Stored entries
----

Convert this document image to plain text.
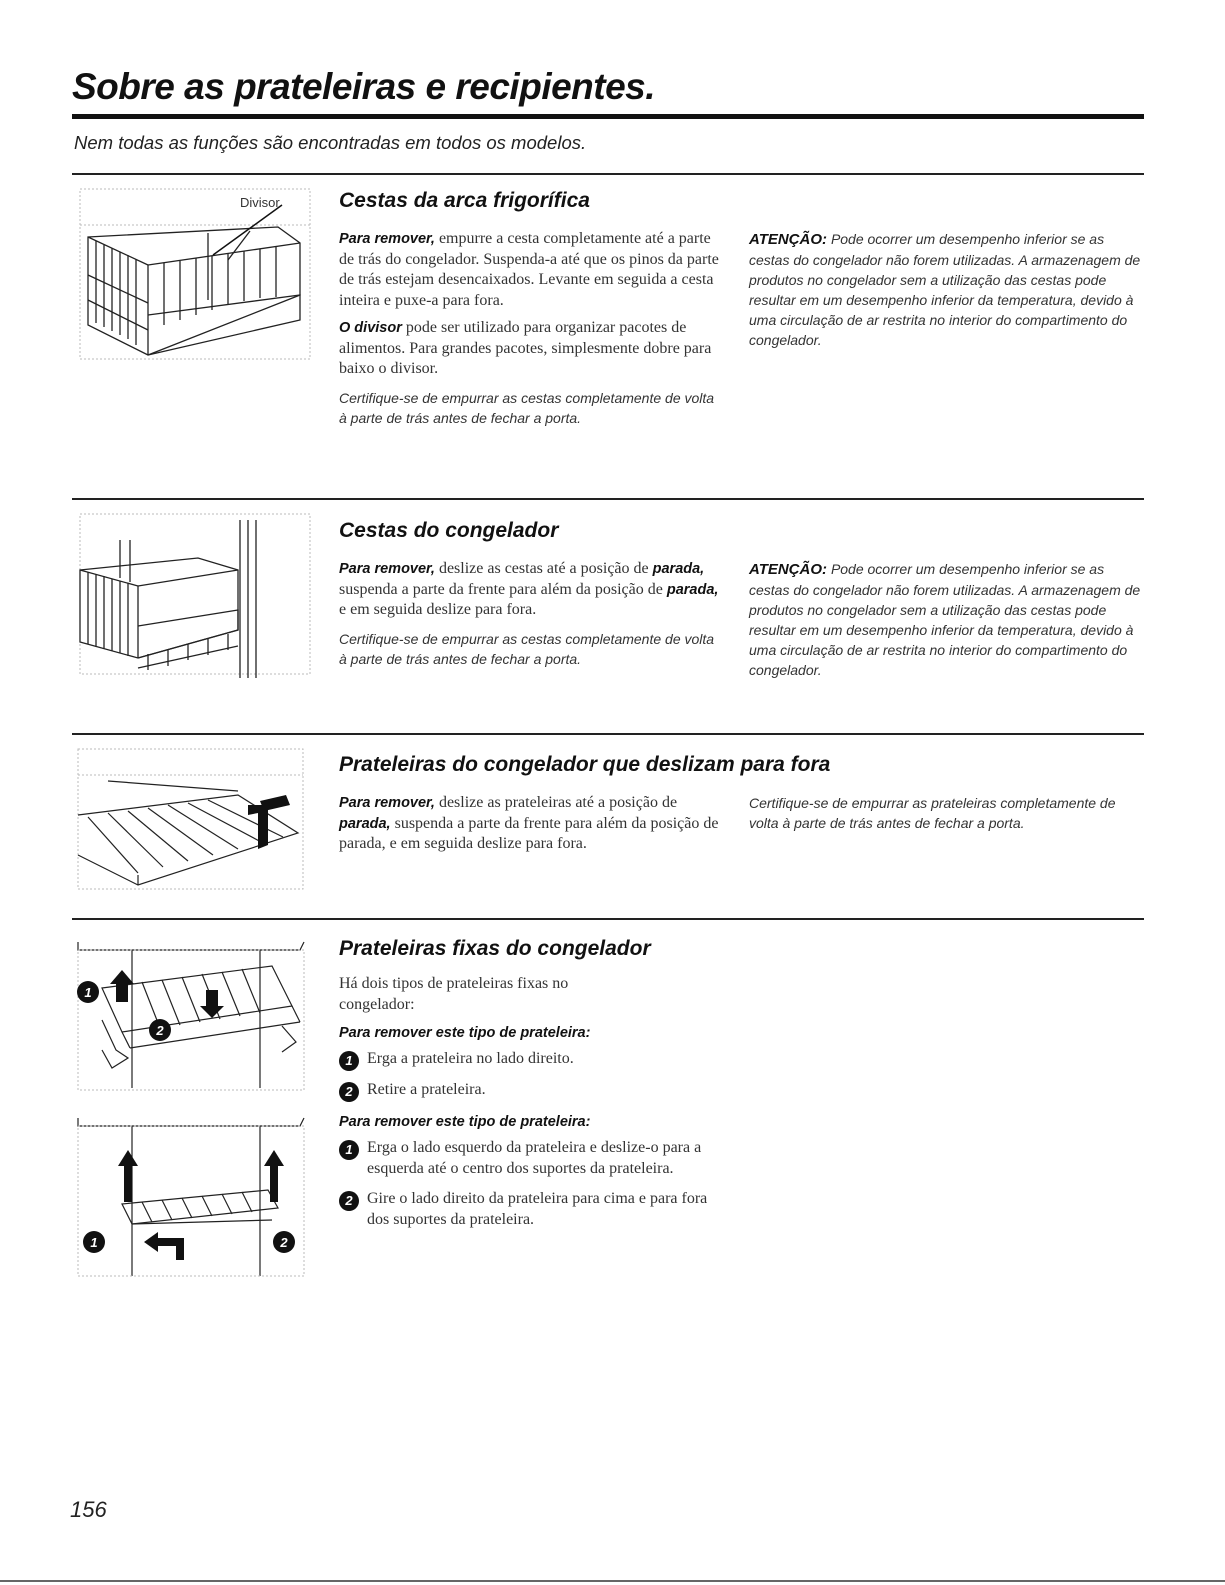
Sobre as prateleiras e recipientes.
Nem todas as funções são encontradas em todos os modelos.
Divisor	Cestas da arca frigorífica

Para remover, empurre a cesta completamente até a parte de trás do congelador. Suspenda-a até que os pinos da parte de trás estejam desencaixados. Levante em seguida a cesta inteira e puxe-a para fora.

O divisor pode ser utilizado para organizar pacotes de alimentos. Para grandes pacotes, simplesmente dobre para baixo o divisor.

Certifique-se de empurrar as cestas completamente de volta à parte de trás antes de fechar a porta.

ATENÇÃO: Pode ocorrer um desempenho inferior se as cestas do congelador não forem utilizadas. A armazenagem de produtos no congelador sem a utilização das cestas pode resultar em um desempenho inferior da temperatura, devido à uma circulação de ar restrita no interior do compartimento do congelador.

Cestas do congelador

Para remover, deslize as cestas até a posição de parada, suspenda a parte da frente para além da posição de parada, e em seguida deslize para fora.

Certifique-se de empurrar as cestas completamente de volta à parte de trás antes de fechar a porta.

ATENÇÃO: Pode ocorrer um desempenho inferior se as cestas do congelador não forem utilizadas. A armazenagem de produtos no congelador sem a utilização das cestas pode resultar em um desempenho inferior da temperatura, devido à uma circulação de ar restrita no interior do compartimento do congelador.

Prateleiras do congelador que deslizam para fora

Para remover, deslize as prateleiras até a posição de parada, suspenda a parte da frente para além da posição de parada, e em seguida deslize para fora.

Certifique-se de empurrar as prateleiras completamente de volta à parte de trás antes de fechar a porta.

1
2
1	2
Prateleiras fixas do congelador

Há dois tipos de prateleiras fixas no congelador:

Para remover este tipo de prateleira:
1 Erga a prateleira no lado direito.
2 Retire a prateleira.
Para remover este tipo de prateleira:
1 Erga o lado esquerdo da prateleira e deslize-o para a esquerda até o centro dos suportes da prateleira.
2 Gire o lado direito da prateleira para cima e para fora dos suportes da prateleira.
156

----

- _Work to be completed_: Review the material and copy each line in which the word "trás" appears.

- _Exercise result_:
Para remover, empurre a cesta completamente até a parte de trás do congelador. Suspenda-a até que os pinos da parte de trás estejam desencaixados. Levante em seguida a cesta inteira e puxe-a para fora.
Certifique-se de empurrar as cestas completamente de volta à parte de trás antes de fechar a porta.
Certifique-se de empurrar as cestas completamente de volta à parte de trás antes de fechar a porta.
Certifique-se de empurrar as prateleiras completamente de volta à parte de trás antes de fechar a porta.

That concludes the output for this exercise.